> [TASK REQUIREMENTS]:
Each line containing the word "text" should be found and copied.

(Data records)
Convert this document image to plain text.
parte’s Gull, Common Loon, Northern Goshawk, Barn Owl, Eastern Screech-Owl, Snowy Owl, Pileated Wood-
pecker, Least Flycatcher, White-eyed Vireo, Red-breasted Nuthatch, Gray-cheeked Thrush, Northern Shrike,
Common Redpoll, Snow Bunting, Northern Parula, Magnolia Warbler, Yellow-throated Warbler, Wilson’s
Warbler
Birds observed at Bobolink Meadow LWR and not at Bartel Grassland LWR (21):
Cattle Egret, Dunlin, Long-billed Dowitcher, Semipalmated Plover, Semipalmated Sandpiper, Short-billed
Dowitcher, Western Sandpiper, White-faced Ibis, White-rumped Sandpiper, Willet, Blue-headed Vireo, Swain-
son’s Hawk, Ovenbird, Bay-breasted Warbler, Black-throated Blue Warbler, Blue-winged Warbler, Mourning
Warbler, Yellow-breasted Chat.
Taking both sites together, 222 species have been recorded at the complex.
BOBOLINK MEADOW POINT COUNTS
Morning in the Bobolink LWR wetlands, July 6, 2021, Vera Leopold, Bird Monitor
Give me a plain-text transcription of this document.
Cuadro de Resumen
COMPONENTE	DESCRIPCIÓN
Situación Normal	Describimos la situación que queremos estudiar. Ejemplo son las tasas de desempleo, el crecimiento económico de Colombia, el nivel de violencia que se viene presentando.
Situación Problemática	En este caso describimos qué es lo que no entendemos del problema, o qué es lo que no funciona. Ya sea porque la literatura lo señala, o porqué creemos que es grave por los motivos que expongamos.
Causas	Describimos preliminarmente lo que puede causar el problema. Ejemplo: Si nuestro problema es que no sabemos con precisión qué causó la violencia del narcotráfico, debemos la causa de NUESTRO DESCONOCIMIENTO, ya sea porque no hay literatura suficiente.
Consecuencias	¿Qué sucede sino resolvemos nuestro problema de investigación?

> [SOLVED EXERCISE]:
Convert this document image to plain text.
Give me a plain-text transcription of this document.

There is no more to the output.